#### What is needed
Copy out each line in the material below that has the word "content".

#### Recorded data
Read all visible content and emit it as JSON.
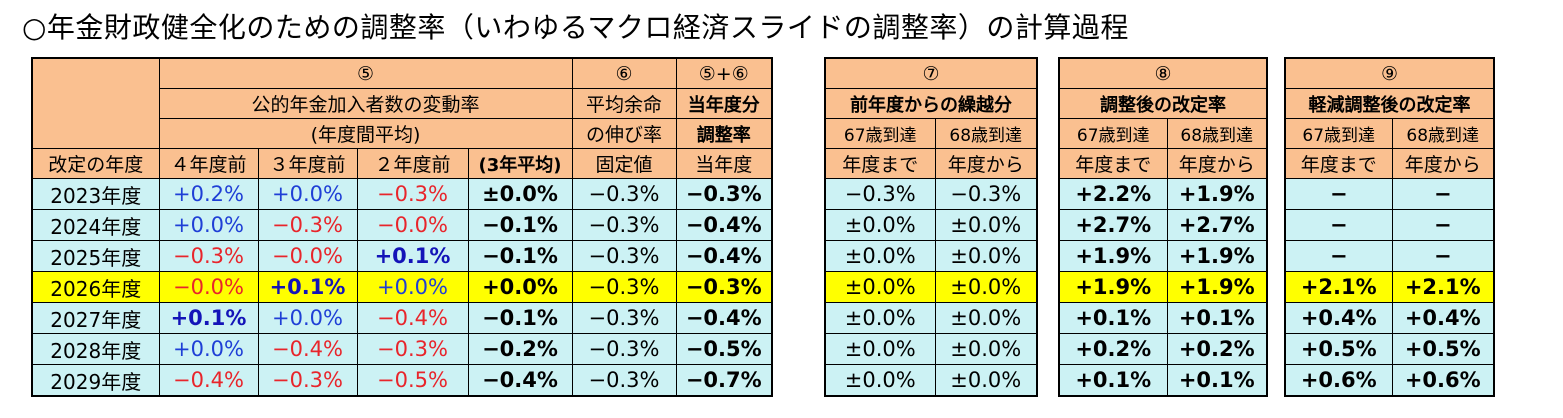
==
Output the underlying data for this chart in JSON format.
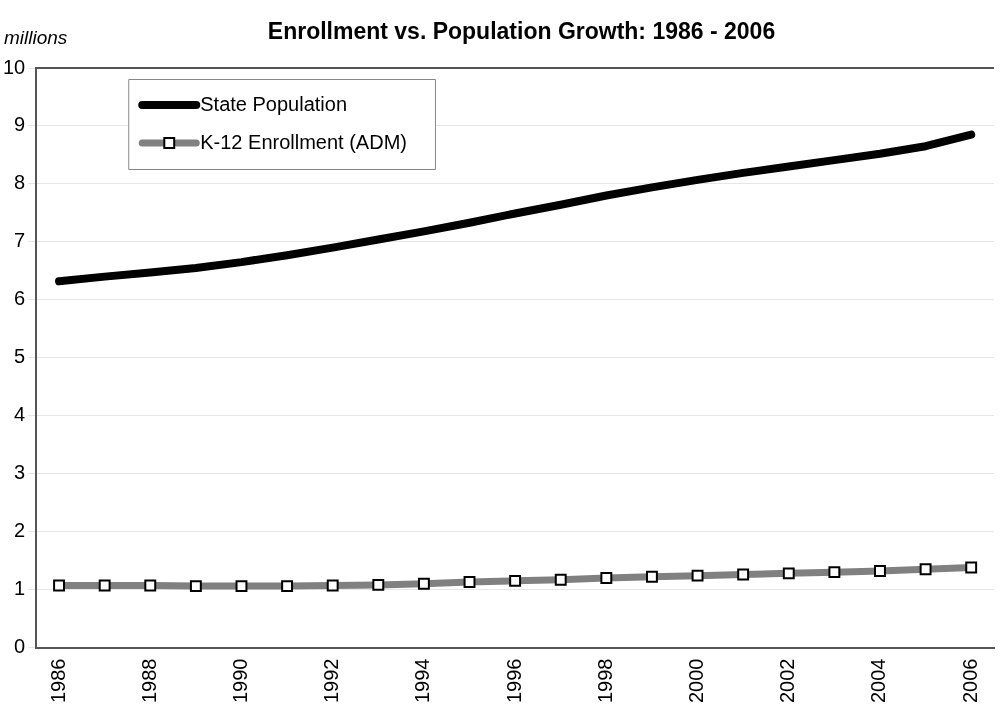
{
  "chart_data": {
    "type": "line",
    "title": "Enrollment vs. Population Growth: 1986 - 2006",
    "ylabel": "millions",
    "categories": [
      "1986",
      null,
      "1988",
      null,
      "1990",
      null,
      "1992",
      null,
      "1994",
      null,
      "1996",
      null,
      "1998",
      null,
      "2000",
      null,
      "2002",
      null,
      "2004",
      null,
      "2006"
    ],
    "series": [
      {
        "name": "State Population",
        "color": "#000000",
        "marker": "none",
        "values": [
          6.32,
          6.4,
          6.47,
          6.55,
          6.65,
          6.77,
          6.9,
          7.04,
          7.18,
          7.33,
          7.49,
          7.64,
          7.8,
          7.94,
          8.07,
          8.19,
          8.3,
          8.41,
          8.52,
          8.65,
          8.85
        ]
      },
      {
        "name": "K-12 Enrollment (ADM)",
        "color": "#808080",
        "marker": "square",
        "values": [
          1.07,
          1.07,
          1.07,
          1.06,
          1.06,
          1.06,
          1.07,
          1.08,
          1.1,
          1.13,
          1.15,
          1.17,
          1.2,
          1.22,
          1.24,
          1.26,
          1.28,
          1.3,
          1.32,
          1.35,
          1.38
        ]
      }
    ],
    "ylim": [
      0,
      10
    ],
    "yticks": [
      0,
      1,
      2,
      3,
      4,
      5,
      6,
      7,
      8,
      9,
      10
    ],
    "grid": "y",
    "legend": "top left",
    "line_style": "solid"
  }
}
* * *
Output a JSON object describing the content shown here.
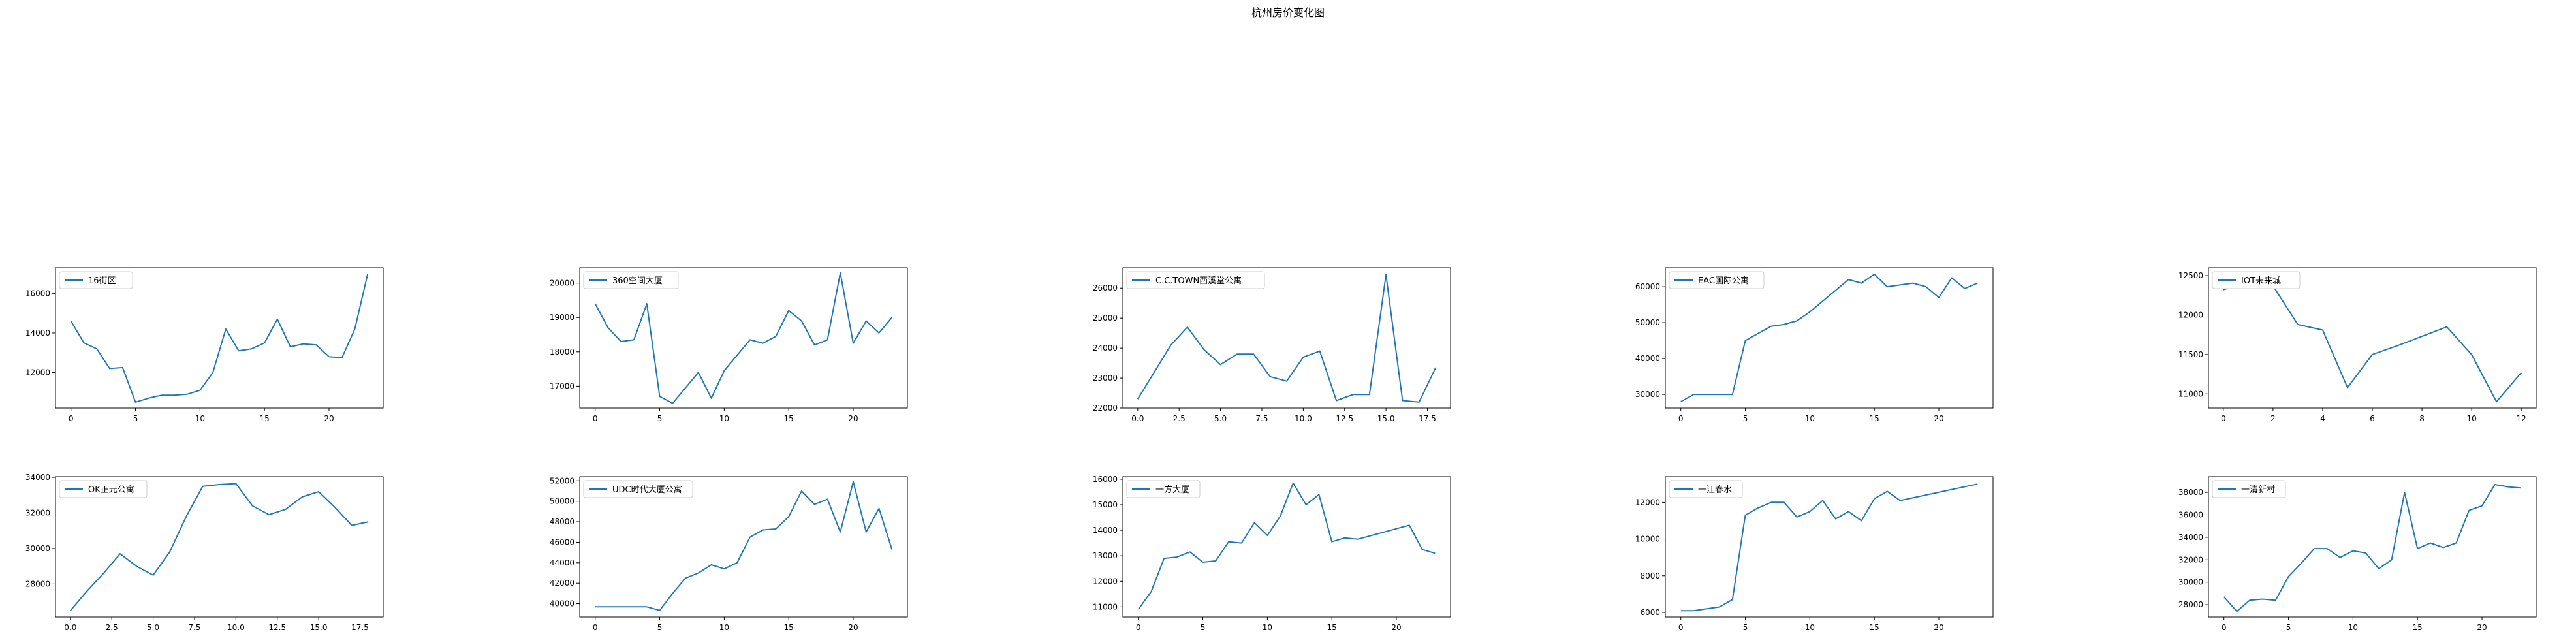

#### Answer in full
Read all visible content and emit it as JSON.
Output a JSON object describing the content shown here.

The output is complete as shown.